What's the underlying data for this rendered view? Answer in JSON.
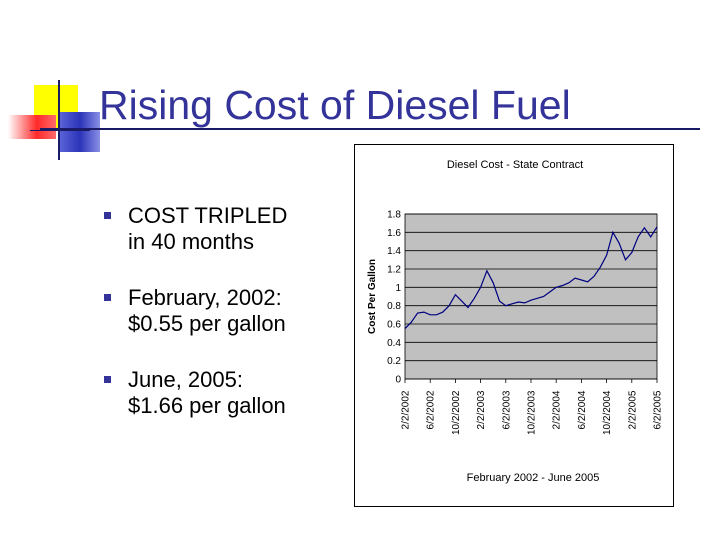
{
  "slide": {
    "title": "Rising Cost of Diesel Fuel",
    "bullets": [
      {
        "lines": [
          "COST TRIPLED",
          "in 40 months"
        ]
      },
      {
        "lines": [
          "February, 2002:",
          "$0.55 per gallon"
        ]
      },
      {
        "lines": [
          "June, 2005:",
          "$1.66 per gallon"
        ]
      }
    ]
  },
  "chart_data": {
    "type": "line",
    "title": "Diesel Cost - State Contract",
    "xlabel": "February 2002 - June 2005",
    "ylabel": "Cost Per Gallon",
    "ylim": [
      0,
      1.8
    ],
    "yticks": [
      "0",
      "0.2",
      "0.4",
      "0.6",
      "0.8",
      "1",
      "1.2",
      "1.4",
      "1.6",
      "1.8"
    ],
    "xticks": [
      "2/2/2002",
      "6/2/2002",
      "10/2/2002",
      "2/2/2003",
      "6/2/2003",
      "10/2/2003",
      "2/2/2004",
      "6/2/2004",
      "10/2/2004",
      "2/2/2005",
      "6/2/2005"
    ],
    "grid": true,
    "plot_background": "#c0c0c0",
    "line_color": "#000080",
    "series": [
      {
        "x": [
          "2/2/2002",
          "3/2/2002",
          "4/2/2002",
          "5/2/2002",
          "6/2/2002",
          "7/2/2002",
          "8/2/2002",
          "9/2/2002",
          "10/2/2002",
          "11/2/2002",
          "12/2/2002",
          "1/2/2003",
          "2/2/2003",
          "3/2/2003",
          "4/2/2003",
          "5/2/2003",
          "6/2/2003",
          "7/2/2003",
          "8/2/2003",
          "9/2/2003",
          "10/2/2003",
          "11/2/2003",
          "12/2/2003",
          "1/2/2004",
          "2/2/2004",
          "3/2/2004",
          "4/2/2004",
          "5/2/2004",
          "6/2/2004",
          "7/2/2004",
          "8/2/2004",
          "9/2/2004",
          "10/2/2004",
          "11/2/2004",
          "12/2/2004",
          "1/2/2005",
          "2/2/2005",
          "3/2/2005",
          "4/2/2005",
          "5/2/2005",
          "6/2/2005"
        ],
        "values": [
          0.55,
          0.62,
          0.72,
          0.73,
          0.7,
          0.7,
          0.73,
          0.8,
          0.92,
          0.85,
          0.78,
          0.88,
          1.0,
          1.18,
          1.05,
          0.85,
          0.8,
          0.82,
          0.84,
          0.83,
          0.86,
          0.88,
          0.9,
          0.95,
          1.0,
          1.02,
          1.05,
          1.1,
          1.08,
          1.06,
          1.12,
          1.22,
          1.35,
          1.6,
          1.48,
          1.3,
          1.38,
          1.55,
          1.65,
          1.55,
          1.66
        ]
      }
    ]
  }
}
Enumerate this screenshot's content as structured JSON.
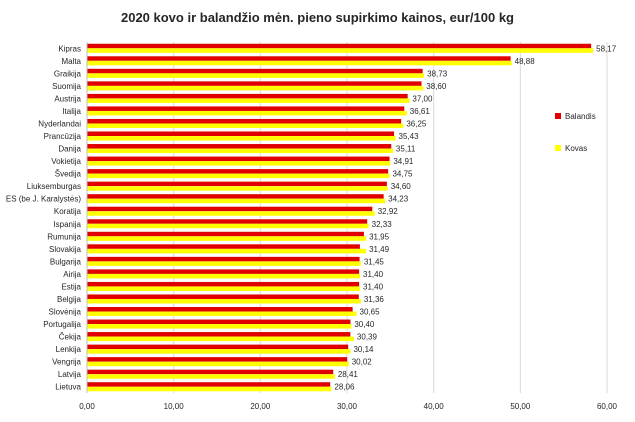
{
  "chart_data": {
    "type": "bar",
    "orientation": "horizontal",
    "title": "2020 kovo ir balandžio mėn. pieno supirkimo kainos, eur/100 kg",
    "categories": [
      "Kipras",
      "Malta",
      "Graikija",
      "Suomija",
      "Austrija",
      "Italija",
      "Nyderlandai",
      "Prancūzija",
      "Danija",
      "Vokietija",
      "Švedija",
      "Liuksemburgas",
      "ES (be J. Karalystės)",
      "Koratija",
      "Ispanija",
      "Rumunija",
      "Slovakija",
      "Bulgarija",
      "Airija",
      "Estija",
      "Belgija",
      "Slovėnija",
      "Portugalija",
      "Čekija",
      "Lenkija",
      "Vengrija",
      "Latvija",
      "Lietuva"
    ],
    "series": [
      {
        "name": "Balandis",
        "color": "#E00000",
        "values": [
          58.17,
          48.88,
          38.73,
          38.6,
          37.0,
          36.61,
          36.25,
          35.43,
          35.11,
          34.91,
          34.75,
          34.6,
          34.23,
          32.92,
          32.33,
          31.95,
          31.49,
          31.45,
          31.4,
          31.4,
          31.36,
          30.65,
          30.4,
          30.39,
          30.14,
          30.02,
          28.41,
          28.06
        ]
      },
      {
        "name": "Kovas",
        "color": "#FFFF00",
        "values": [
          58.4,
          49.0,
          38.9,
          38.8,
          37.2,
          36.9,
          36.5,
          35.6,
          35.3,
          35.0,
          34.9,
          34.7,
          34.4,
          33.2,
          32.5,
          32.2,
          32.2,
          31.6,
          31.5,
          31.5,
          31.6,
          31.1,
          30.5,
          30.8,
          30.4,
          30.2,
          28.6,
          28.2
        ]
      }
    ],
    "value_labels": [
      "58,17",
      "48,88",
      "38,73",
      "38,60",
      "37,00",
      "36,61",
      "36,25",
      "35,43",
      "35,11",
      "34,91",
      "34,75",
      "34,60",
      "34,23",
      "32,92",
      "32,33",
      "31,95",
      "31,49",
      "31,45",
      "31,40",
      "31,40",
      "31,36",
      "30,65",
      "30,40",
      "30,39",
      "30,14",
      "30,02",
      "28,41",
      "28,06"
    ],
    "x_ticks": [
      0,
      10,
      20,
      30,
      40,
      50,
      60
    ],
    "x_tick_labels": [
      "0,00",
      "10,00",
      "20,00",
      "30,00",
      "40,00",
      "50,00",
      "60,00"
    ],
    "xlim": [
      0,
      60
    ],
    "grid": true,
    "legend_position": "right"
  }
}
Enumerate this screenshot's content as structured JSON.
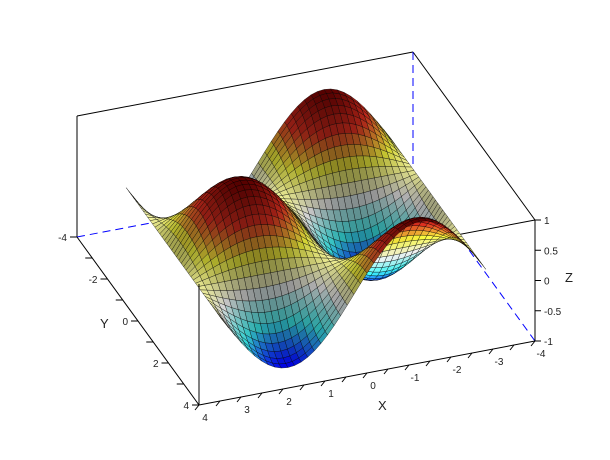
{
  "chart_data": {
    "type": "surface",
    "function": "z = sin(x) * cos(y)",
    "x_domain": [
      -3.14159,
      3.14159
    ],
    "y_domain": [
      -3.14159,
      3.14159
    ],
    "mesh_cells": 40,
    "xlim": [
      -4,
      4
    ],
    "ylim": [
      -4,
      4
    ],
    "zlim": [
      -1,
      1
    ],
    "xlabel": "X",
    "ylabel": "Y",
    "zlabel": "Z",
    "x_ticks": [
      "4",
      "3",
      "2",
      "1",
      "0",
      "-1",
      "-2",
      "-3",
      "-4"
    ],
    "x_tick_values": [
      4,
      3,
      2,
      1,
      0,
      -1,
      -2,
      -3,
      -4
    ],
    "y_ticks": [
      "-4",
      "-2",
      "0",
      "2",
      "4"
    ],
    "y_tick_values": [
      -4,
      -2,
      0,
      2,
      4
    ],
    "z_ticks": [
      "1",
      "0.5",
      "0",
      "-0.5",
      "-1"
    ],
    "z_tick_values": [
      1,
      0.5,
      0,
      -0.5,
      -1
    ],
    "colormap": [
      "#0000ff",
      "#40ffff",
      "#ffffff",
      "#ffff40",
      "#e03020",
      "#600000"
    ],
    "mesh_color": "#000000",
    "hidden_axis_color": "#0000ff"
  }
}
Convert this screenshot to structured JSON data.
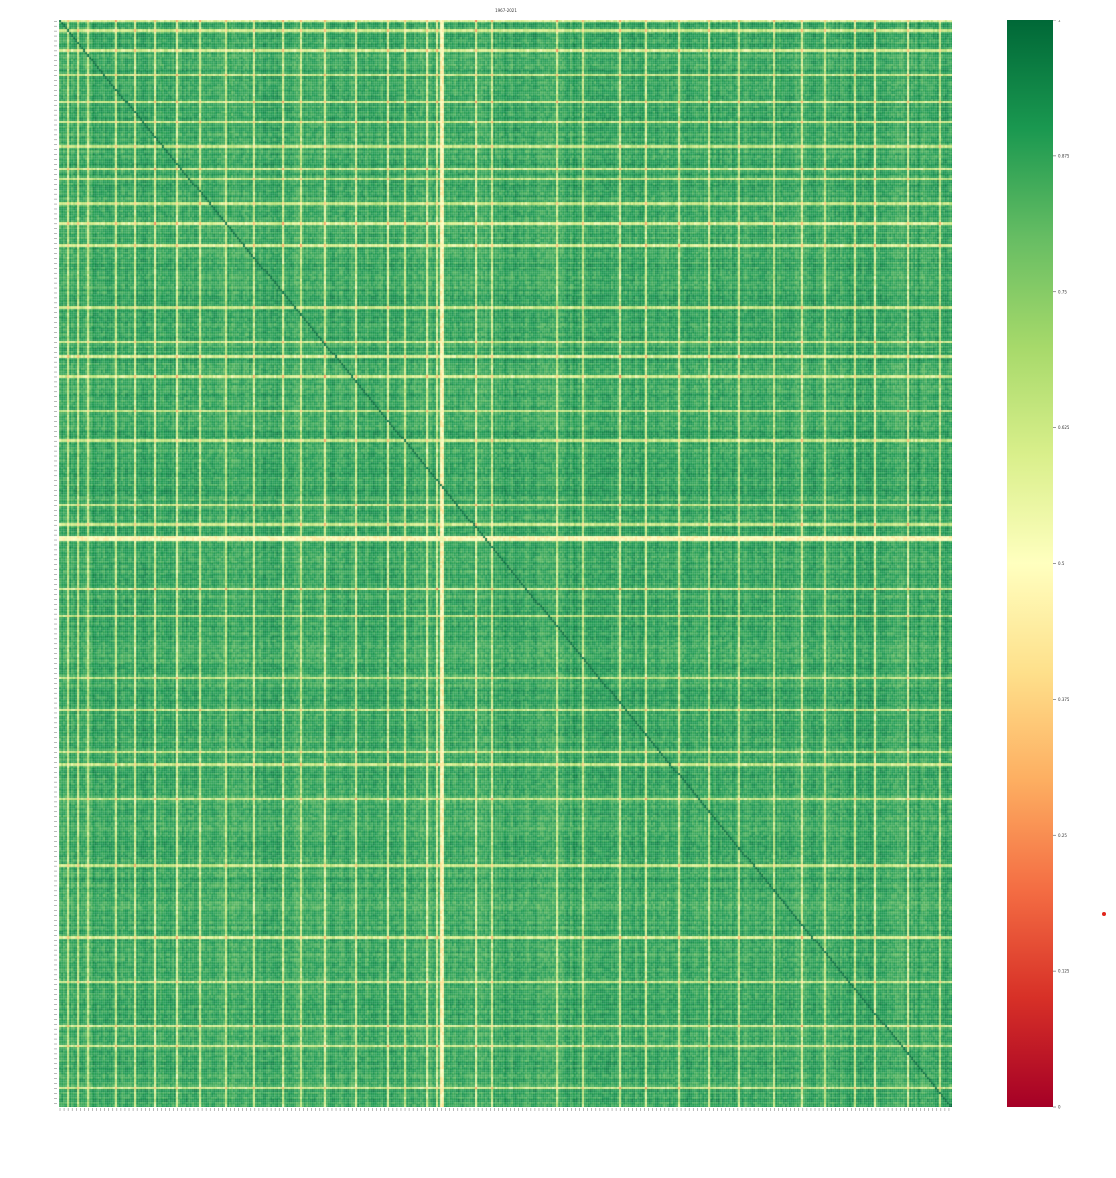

********************

> [What is asked]: Reproduce all of the data exactly; the pictures do not belong in the copy.

> [Answer in full]:
What's the underlying data for this rendered view? Answer in JSON.
{
  "slide": {
    "title": "Rising Cost of Diesel Fuel",
    "bullets": [
      {
        "lines": [
          "COST TRIPLED",
          "in 40 months"
        ]
      },
      {
        "lines": [
          "February, 2002:",
          "$0.55 per gallon"
        ]
      },
      {
        "lines": [
          "June, 2005:",
          "$1.66 per gallon"
        ]
      }
    ]
  },
  "chart_data": {
    "type": "line",
    "title": "Diesel Cost - State Contract",
    "xlabel": "February 2002 - June 2005",
    "ylabel": "Cost Per Gallon",
    "ylim": [
      0,
      1.8
    ],
    "yticks": [
      "0",
      "0.2",
      "0.4",
      "0.6",
      "0.8",
      "1",
      "1.2",
      "1.4",
      "1.6",
      "1.8"
    ],
    "xticks": [
      "2/2/2002",
      "6/2/2002",
      "10/2/2002",
      "2/2/2003",
      "6/2/2003",
      "10/2/2003",
      "2/2/2004",
      "6/2/2004",
      "10/2/2004",
      "2/2/2005",
      "6/2/2005"
    ],
    "grid": true,
    "plot_background": "#c0c0c0",
    "line_color": "#000080",
    "series": [
      {
        "x": [
          "2/2/2002",
          "3/2/2002",
          "4/2/2002",
          "5/2/2002",
          "6/2/2002",
          "7/2/2002",
          "8/2/2002",
          "9/2/2002",
          "10/2/2002",
          "11/2/2002",
          "12/2/2002",
          "1/2/2003",
          "2/2/2003",
          "3/2/2003",
          "4/2/2003",
          "5/2/2003",
          "6/2/2003",
          "7/2/2003",
          "8/2/2003",
          "9/2/2003",
          "10/2/2003",
          "11/2/2003",
          "12/2/2003",
          "1/2/2004",
          "2/2/2004",
          "3/2/2004",
          "4/2/2004",
          "5/2/2004",
          "6/2/2004",
          "7/2/2004",
          "8/2/2004",
          "9/2/2004",
          "10/2/2004",
          "11/2/2004",
          "12/2/2004",
          "1/2/2005",
          "2/2/2005",
          "3/2/2005",
          "4/2/2005",
          "5/2/2005",
          "6/2/2005"
        ],
        "values": [
          0.55,
          0.62,
          0.72,
          0.73,
          0.7,
          0.7,
          0.73,
          0.8,
          0.92,
          0.85,
          0.78,
          0.88,
          1.0,
          1.18,
          1.05,
          0.85,
          0.8,
          0.82,
          0.84,
          0.83,
          0.86,
          0.88,
          0.9,
          0.95,
          1.0,
          1.02,
          1.05,
          1.1,
          1.08,
          1.06,
          1.12,
          1.22,
          1.35,
          1.6,
          1.48,
          1.3,
          1.38,
          1.55,
          1.65,
          1.55,
          1.66
        ]
      }
    ]
  }
}
Enumerate this screenshot's content as structured JSON.
{
  "chart_data": {
    "type": "bar",
    "orientation": "horizontal",
    "title": "2020 kovo ir balandžio mėn. pieno supirkimo kainos, eur/100 kg",
    "categories": [
      "Kipras",
      "Malta",
      "Graikija",
      "Suomija",
      "Austrija",
      "Italija",
      "Nyderlandai",
      "Prancūzija",
      "Danija",
      "Vokietija",
      "Švedija",
      "Liuksemburgas",
      "ES (be J. Karalystės)",
      "Koratija",
      "Ispanija",
      "Rumunija",
      "Slovakija",
      "Bulgarija",
      "Airija",
      "Estija",
      "Belgija",
      "Slovėnija",
      "Portugalija",
      "Čekija",
      "Lenkija",
      "Vengrija",
      "Latvija",
      "Lietuva"
    ],
    "series": [
      {
        "name": "Balandis",
        "color": "#E00000",
        "values": [
          58.17,
          48.88,
          38.73,
          38.6,
          37.0,
          36.61,
          36.25,
          35.43,
          35.11,
          34.91,
          34.75,
          34.6,
          34.23,
          32.92,
          32.33,
          31.95,
          31.49,
          31.45,
          31.4,
          31.4,
          31.36,
          30.65,
          30.4,
          30.39,
          30.14,
          30.02,
          28.41,
          28.06
        ]
      },
      {
        "name": "Kovas",
        "color": "#FFFF00",
        "values": [
          58.4,
          49.0,
          38.9,
          38.8,
          37.2,
          36.9,
          36.5,
          35.6,
          35.3,
          35.0,
          34.9,
          34.7,
          34.4,
          33.2,
          32.5,
          32.2,
          32.2,
          31.6,
          31.5,
          31.5,
          31.6,
          31.1,
          30.5,
          30.8,
          30.4,
          30.2,
          28.6,
          28.2
        ]
      }
    ],
    "value_labels": [
      "58,17",
      "48,88",
      "38,73",
      "38,60",
      "37,00",
      "36,61",
      "36,25",
      "35,43",
      "35,11",
      "34,91",
      "34,75",
      "34,60",
      "34,23",
      "32,92",
      "32,33",
      "31,95",
      "31,49",
      "31,45",
      "31,40",
      "31,40",
      "31,36",
      "30,65",
      "30,40",
      "30,39",
      "30,14",
      "30,02",
      "28,41",
      "28,06"
    ],
    "x_ticks": [
      0,
      10,
      20,
      30,
      40,
      50,
      60
    ],
    "x_tick_labels": [
      "0,00",
      "10,00",
      "20,00",
      "30,00",
      "40,00",
      "50,00",
      "60,00"
    ],
    "xlim": [
      0,
      60
    ],
    "grid": true,
    "legend_position": "right"
  }
}
Enumerate this screenshot's content as structured JSON.
{
  "chart_data": {
    "type": "surface",
    "function": "z = sin(x) * cos(y)",
    "x_domain": [
      -3.14159,
      3.14159
    ],
    "y_domain": [
      -3.14159,
      3.14159
    ],
    "mesh_cells": 40,
    "xlim": [
      -4,
      4
    ],
    "ylim": [
      -4,
      4
    ],
    "zlim": [
      -1,
      1
    ],
    "xlabel": "X",
    "ylabel": "Y",
    "zlabel": "Z",
    "x_ticks": [
      "4",
      "3",
      "2",
      "1",
      "0",
      "-1",
      "-2",
      "-3",
      "-4"
    ],
    "x_tick_values": [
      4,
      3,
      2,
      1,
      0,
      -1,
      -2,
      -3,
      -4
    ],
    "y_ticks": [
      "-4",
      "-2",
      "0",
      "2",
      "4"
    ],
    "y_tick_values": [
      -4,
      -2,
      0,
      2,
      4
    ],
    "z_ticks": [
      "1",
      "0.5",
      "0",
      "-0.5",
      "-1"
    ],
    "z_tick_values": [
      1,
      0.5,
      0,
      -0.5,
      -1
    ],
    "colormap": [
      "#0000ff",
      "#40ffff",
      "#ffffff",
      "#ffff40",
      "#e03020",
      "#600000"
    ],
    "mesh_color": "#000000",
    "hidden_axis_color": "#0000ff"
  }
}
Convert this screenshot to structured JSON data.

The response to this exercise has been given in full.